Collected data
— Start —
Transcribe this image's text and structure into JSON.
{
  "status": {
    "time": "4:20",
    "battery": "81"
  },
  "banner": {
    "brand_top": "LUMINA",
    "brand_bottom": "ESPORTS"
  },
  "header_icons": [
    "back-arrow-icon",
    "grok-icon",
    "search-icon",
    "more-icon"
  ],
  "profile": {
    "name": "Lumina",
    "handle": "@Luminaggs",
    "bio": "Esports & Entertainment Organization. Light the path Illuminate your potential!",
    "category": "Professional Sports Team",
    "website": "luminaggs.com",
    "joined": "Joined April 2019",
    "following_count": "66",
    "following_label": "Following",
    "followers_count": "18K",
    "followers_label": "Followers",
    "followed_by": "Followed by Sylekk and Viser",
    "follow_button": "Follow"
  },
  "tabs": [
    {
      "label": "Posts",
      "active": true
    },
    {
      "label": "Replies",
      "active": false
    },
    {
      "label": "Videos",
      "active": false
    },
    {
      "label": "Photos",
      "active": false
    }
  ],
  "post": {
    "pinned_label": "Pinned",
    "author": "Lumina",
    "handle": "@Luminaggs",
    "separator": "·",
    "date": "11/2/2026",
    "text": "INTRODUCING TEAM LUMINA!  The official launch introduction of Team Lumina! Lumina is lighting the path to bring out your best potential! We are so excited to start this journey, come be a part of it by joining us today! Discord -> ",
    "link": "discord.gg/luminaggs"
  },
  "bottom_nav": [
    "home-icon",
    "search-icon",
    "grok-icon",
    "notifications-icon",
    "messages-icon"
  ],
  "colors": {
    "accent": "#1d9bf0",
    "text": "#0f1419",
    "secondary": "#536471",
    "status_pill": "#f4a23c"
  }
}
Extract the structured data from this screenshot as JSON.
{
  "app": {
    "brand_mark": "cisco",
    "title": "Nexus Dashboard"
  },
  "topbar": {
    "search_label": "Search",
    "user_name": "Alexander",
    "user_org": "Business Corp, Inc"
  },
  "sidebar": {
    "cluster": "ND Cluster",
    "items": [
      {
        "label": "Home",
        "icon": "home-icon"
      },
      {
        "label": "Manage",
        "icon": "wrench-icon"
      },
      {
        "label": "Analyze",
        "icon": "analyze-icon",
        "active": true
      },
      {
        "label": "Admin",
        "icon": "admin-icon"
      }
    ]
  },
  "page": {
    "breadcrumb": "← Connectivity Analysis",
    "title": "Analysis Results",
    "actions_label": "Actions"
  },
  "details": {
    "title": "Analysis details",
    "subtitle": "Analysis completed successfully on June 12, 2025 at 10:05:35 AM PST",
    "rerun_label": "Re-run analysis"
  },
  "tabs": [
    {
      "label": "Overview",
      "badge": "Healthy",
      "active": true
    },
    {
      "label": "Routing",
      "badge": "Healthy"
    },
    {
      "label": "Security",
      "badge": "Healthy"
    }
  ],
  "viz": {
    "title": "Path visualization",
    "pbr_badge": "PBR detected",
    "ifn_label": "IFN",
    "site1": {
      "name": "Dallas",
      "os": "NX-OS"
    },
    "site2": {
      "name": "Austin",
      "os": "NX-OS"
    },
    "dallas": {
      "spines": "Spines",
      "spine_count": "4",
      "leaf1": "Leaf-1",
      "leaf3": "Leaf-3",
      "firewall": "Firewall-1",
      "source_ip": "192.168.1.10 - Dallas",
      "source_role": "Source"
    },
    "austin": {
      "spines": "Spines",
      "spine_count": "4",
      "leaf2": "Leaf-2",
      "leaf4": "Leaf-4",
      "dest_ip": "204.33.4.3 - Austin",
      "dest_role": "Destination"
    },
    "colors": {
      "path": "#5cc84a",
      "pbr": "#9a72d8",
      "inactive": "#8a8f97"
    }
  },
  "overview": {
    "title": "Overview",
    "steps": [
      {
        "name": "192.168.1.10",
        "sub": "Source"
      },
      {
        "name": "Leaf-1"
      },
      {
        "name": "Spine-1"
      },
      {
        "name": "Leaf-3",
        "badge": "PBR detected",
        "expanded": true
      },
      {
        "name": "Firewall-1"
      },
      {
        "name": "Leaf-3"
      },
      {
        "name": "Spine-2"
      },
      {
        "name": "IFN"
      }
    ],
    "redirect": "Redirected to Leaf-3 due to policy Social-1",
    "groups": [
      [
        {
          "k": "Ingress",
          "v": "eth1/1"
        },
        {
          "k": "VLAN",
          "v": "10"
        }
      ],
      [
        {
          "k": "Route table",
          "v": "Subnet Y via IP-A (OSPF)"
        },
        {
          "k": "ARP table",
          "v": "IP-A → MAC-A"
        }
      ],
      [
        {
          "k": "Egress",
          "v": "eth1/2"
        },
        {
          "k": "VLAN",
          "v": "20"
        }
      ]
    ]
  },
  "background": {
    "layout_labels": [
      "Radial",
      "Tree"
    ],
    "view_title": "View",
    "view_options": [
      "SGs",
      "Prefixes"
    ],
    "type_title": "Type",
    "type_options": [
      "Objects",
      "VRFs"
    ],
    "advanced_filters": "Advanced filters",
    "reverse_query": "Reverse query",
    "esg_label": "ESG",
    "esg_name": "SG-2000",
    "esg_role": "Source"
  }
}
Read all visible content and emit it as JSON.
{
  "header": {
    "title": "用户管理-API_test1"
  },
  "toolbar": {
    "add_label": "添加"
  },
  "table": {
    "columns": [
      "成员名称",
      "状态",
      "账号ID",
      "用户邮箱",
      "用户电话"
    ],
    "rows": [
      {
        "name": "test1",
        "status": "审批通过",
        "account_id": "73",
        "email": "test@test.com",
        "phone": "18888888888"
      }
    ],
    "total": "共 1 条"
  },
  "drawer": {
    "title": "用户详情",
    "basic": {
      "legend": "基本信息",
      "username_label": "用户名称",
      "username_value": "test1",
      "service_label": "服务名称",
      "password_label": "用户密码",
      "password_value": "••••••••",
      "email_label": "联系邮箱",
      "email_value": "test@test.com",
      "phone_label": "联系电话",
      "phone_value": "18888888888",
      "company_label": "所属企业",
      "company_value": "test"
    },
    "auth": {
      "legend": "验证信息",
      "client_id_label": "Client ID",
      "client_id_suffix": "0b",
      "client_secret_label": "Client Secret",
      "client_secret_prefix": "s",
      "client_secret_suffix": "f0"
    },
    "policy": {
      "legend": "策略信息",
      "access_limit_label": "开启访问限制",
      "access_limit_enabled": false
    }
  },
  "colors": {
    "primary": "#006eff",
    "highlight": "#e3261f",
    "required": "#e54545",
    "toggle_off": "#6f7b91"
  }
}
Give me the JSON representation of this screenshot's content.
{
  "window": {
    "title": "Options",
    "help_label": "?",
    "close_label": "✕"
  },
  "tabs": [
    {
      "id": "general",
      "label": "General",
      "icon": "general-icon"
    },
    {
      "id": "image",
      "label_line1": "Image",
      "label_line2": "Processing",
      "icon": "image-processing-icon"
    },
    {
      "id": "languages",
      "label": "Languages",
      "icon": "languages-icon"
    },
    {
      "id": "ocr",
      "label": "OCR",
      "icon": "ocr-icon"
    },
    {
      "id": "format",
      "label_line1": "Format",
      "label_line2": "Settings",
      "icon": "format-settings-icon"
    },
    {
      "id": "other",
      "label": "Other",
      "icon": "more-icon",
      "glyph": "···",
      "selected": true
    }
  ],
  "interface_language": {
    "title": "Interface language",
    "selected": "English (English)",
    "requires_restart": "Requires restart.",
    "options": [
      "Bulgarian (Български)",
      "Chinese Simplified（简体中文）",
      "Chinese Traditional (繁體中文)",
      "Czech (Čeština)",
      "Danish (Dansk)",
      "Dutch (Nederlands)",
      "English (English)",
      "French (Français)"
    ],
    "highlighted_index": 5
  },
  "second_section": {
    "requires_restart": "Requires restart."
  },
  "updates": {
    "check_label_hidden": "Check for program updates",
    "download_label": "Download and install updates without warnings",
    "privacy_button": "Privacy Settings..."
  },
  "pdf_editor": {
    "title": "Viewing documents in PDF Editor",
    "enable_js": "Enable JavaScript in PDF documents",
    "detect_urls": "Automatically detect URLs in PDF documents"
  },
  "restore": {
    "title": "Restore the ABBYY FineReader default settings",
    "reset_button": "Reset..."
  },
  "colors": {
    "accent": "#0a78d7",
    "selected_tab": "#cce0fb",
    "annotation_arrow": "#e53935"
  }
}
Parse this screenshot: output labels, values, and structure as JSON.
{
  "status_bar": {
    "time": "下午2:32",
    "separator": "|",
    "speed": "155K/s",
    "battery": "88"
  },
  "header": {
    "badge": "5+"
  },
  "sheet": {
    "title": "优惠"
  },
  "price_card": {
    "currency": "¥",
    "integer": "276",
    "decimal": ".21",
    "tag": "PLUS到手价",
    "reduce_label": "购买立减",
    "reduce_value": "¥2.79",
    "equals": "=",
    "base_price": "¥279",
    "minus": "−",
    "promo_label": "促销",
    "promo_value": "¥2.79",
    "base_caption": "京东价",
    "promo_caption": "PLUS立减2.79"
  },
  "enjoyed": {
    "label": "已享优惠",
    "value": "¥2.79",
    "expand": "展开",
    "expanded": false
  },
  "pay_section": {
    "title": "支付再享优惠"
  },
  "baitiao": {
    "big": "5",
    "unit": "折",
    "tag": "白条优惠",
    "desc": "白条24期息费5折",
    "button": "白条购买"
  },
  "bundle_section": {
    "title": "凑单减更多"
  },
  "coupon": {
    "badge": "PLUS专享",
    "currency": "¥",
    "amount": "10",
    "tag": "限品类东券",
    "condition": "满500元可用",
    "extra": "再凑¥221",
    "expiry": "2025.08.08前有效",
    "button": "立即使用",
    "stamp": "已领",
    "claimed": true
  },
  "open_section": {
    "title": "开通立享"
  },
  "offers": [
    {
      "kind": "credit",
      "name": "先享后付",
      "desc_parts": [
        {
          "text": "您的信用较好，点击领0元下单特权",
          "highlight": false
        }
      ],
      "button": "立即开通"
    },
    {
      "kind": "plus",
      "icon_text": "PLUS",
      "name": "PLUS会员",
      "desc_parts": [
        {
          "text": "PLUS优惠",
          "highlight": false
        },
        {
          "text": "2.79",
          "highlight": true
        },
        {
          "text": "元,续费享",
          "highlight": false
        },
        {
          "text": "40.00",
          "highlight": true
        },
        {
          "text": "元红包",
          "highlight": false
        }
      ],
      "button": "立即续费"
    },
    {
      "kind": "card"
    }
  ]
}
— End —
• **WHAT TO DO**
Among the lines of the material, find those that hold the word "true" and copy them.

• **TASK RESULT**
      "active": true
        "active": true
      "active": true
        "expanded": true
      "selected": true
    "claimed": true
          "highlight": true
          "highlight": true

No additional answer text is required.